[Record excerpts]:
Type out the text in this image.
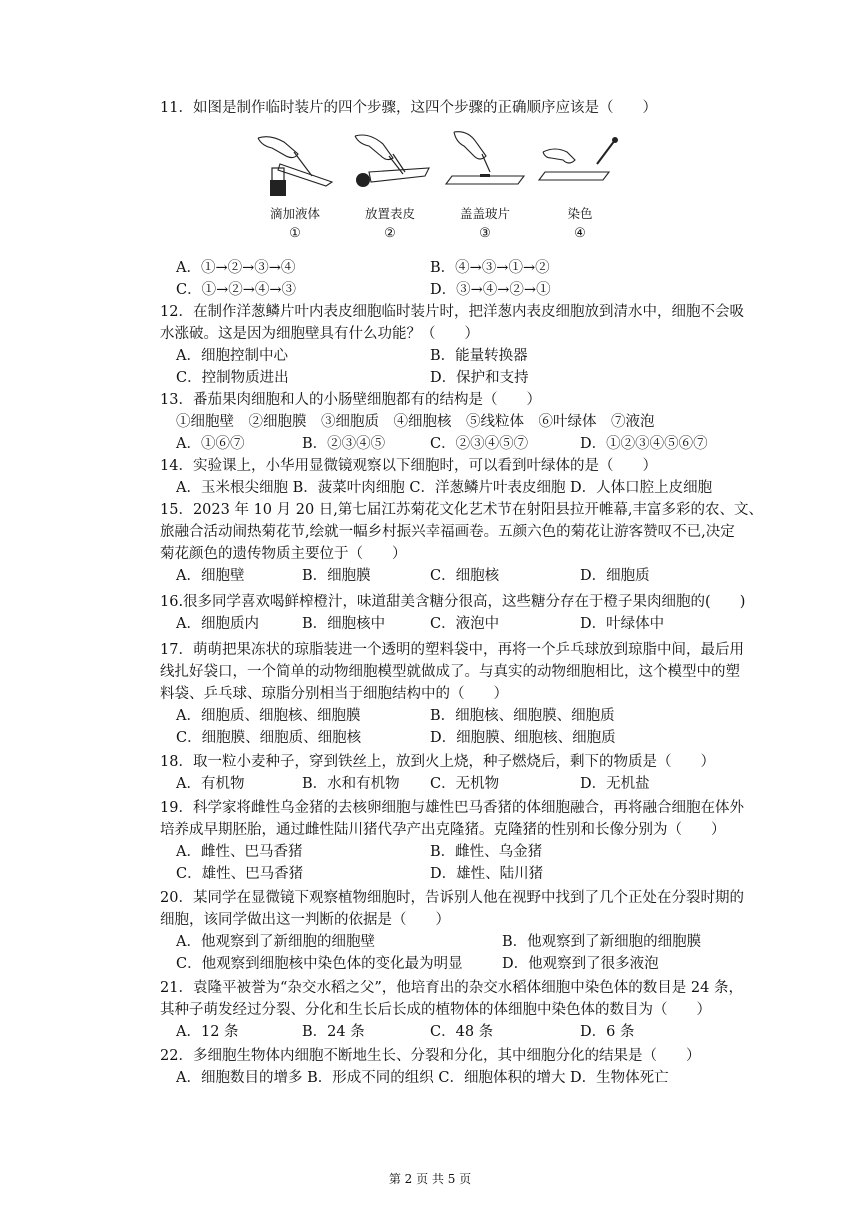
11．如图是制作临时装片的四个步骤，这四个步骤的正确顺序应该是（　　）
滴加液体
①
放置表皮
②
盖盖玻片
③
染色
④
A．①→②→③→④	B．④→③→①→②
C．①→②→④→③	D．③→④→②→①
12．在制作洋葱鳞片叶内表皮细胞临时装片时，把洋葱内表皮细胞放到清水中，细胞不会吸
水涨破。这是因为细胞壁具有什么功能？（　　）
A．细胞控制中心	B．能量转换器
C．控制物质进出	D．保护和支持
13．番茄果肉细胞和人的小肠壁细胞都有的结构是（　　）
①细胞壁　②细胞膜　③细胞质　④细胞核　⑤线粒体　⑥叶绿体　⑦液泡
A．①⑥⑦	B．②③④⑤	C．②③④⑤⑦	D．①②③④⑤⑥⑦
14．实验课上，小华用显微镜观察以下细胞时，可以看到叶绿体的是（　　）
A．玉米根尖细胞 B．菠菜叶肉细胞 C．洋葱鳞片叶表皮细胞 D．人体口腔上皮细胞
15．2023 年 10 月 20 日,第七届江苏菊花文化艺术节在射阳县拉开帷幕,丰富多彩的农、文、
旅融合活动闹热菊花节,绘就一幅乡村振兴幸福画卷。五颜六色的菊花让游客赞叹不已,决定
菊花颜色的遗传物质主要位于（　　）
A．细胞壁	B．细胞膜	C．细胞核	D．细胞质
16.很多同学喜欢喝鲜榨橙汁，味道甜美含糖分很高，这些糖分存在于橙子果肉细胞的(　　)
A．细胞质内	B．细胞核中	C．液泡中	D．叶绿体中
17．萌萌把果冻状的琼脂装进一个透明的塑料袋中，再将一个乒乓球放到琼脂中间，最后用
线扎好袋口，一个简单的动物细胞模型就做成了。与真实的动物细胞相比，这个模型中的塑
料袋、乒乓球、琼脂分别相当于细胞结构中的（　　）
A．细胞质、细胞核、细胞膜	B．细胞核、细胞膜、细胞质
C．细胞膜、细胞质、细胞核	D．细胞膜、细胞核、细胞质
18．取一粒小麦种子，穿到铁丝上，放到火上烧，种子燃烧后，剩下的物质是（　　）
A．有机物	B．水和有机物 C．无机物	D．无机盐
19．科学家将雌性乌金猪的去核卵细胞与雄性巴马香猪的体细胞融合，再将融合细胞在体外
培养成早期胚胎，通过雌性陆川猪代孕产出克隆猪。克隆猪的性别和长像分别为（　　）
A．雌性、巴马香猪	B．雌性、乌金猪
C．雄性、巴马香猪	D．雄性、陆川猪
20．某同学在显微镜下观察植物细胞时，告诉别人他在视野中找到了几个正处在分裂时期的
细胞，该同学做出这一判断的依据是（　　）
A．他观察到了新细胞的细胞壁	B．他观察到了新细胞的细胞膜
C．他观察到细胞核中染色体的变化最为明显	D．他观察到了很多液泡
21．袁隆平被誉为“杂交水稻之父”，他培育出的杂交水稻体细胞中染色体的数目是 24 条，
其种子萌发经过分裂、分化和生长后长成的植物体的体细胞中染色体的数目为（　　）
A．12 条	B．24 条	C．48 条	D．6 条
22．多细胞生物体内细胞不断地生长、分裂和分化，其中细胞分化的结果是（　　）
A．细胞数目的增多 B．形成不同的组织 C．细胞体积的增大 D．生物体死亡
第 2 页 共 5 页
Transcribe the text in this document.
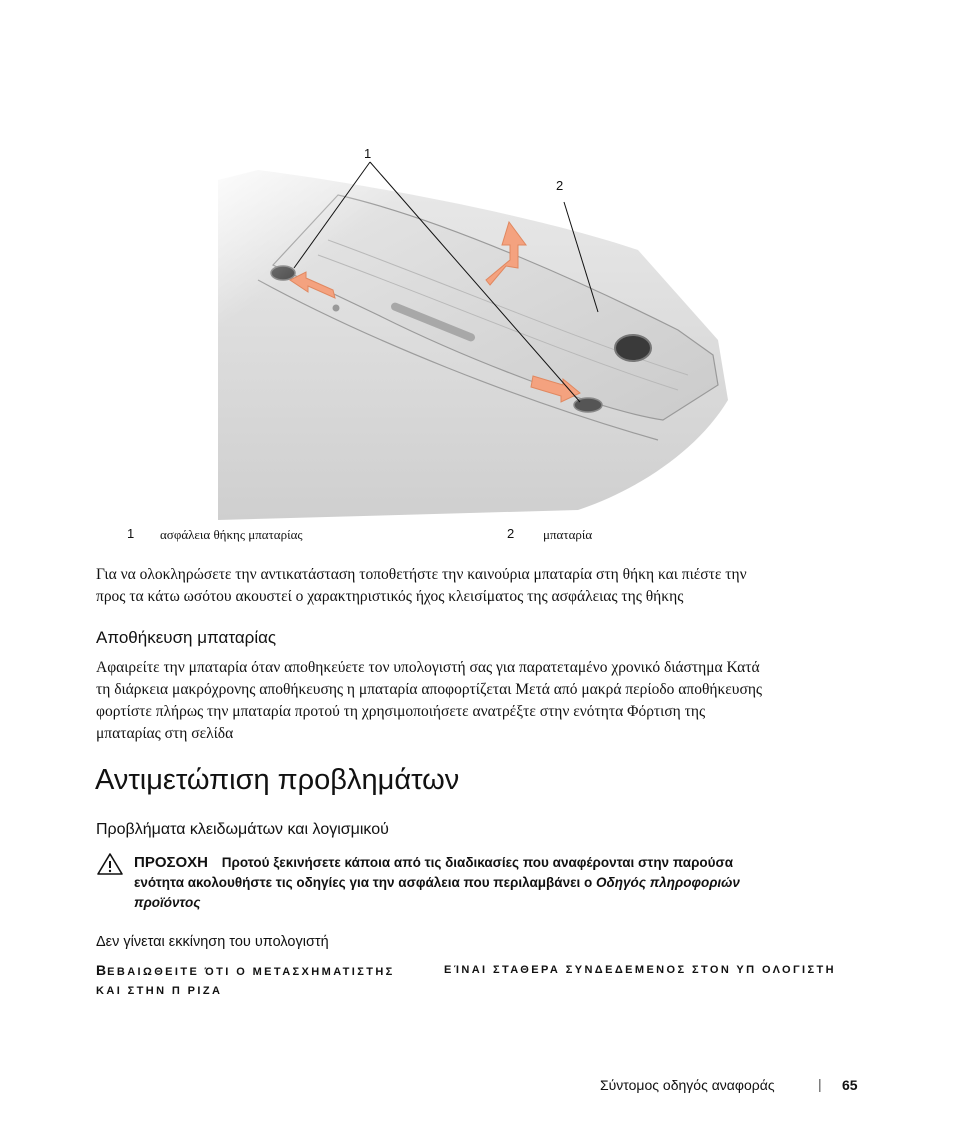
1
2
1 ασφάλεια θήκης μπαταρίας	2 μπαταρία
Για να ολοκληρώσετε την αντικατάσταση τοποθετήστε την καινούρια μπαταρία στη θήκη και πιέστε την
προς τα κάτω ωσότου ακουστεί ο χαρακτηριστικός ήχος κλεισίματος της ασφάλειας της θήκης
Αποθήκευση μπαταρίας
Αφαιρείτε την μπαταρία όταν αποθηκεύετε τον υπολογιστή σας για παρατεταμένο χρονικό διάστημα Κατά
τη διάρκεια μακρόχρονης αποθήκευσης η μπαταρία αποφορτίζεται Μετά από μακρά περίοδο αποθήκευσης
φορτίστε πλήρως την μπαταρία προτού τη χρησιμοποιήσετε ανατρέξτε στην ενότητα Φόρτιση της
μπαταρίας στη σελίδα
Αντιμετώπιση προβλημάτων
Προβλήματα κλειδωμάτων και λογισμικού
ΠΡΟΣΟΧΗ Προτού ξεκινήσετε κάποια από τις διαδικασίες που αναφέρονται στην παρούσα
ενότητα ακολουθήστε τις οδηγίες για την ασφάλεια που περιλαμβάνει ο Οδηγός πληροφοριών
προϊόντος
Δεν γίνεται εκκίνηση του υπολογιστή
ΒΕΒΑΙΩΘΕΙΤΕ ΌΤΙ Ο ΜΕΤΑΣΧΗΜΑΤΙΣΤΗΣ	ΕΊΝΑΙ ΣΤΑΘΕΡΑ ΣΥΝΔΕΔΕΜΕΝΟΣ ΣΤΟΝ ΥΠ ΟΛΟΓΙΣΤΗ
ΚΑΙ ΣΤΗΝ Π ΡΙΖΑ
Σύντομος οδηγός αναφοράς	| 65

[Prompt]:
Report only how many lines in the records contain the word "ενότητα".

[Exercise response]:
2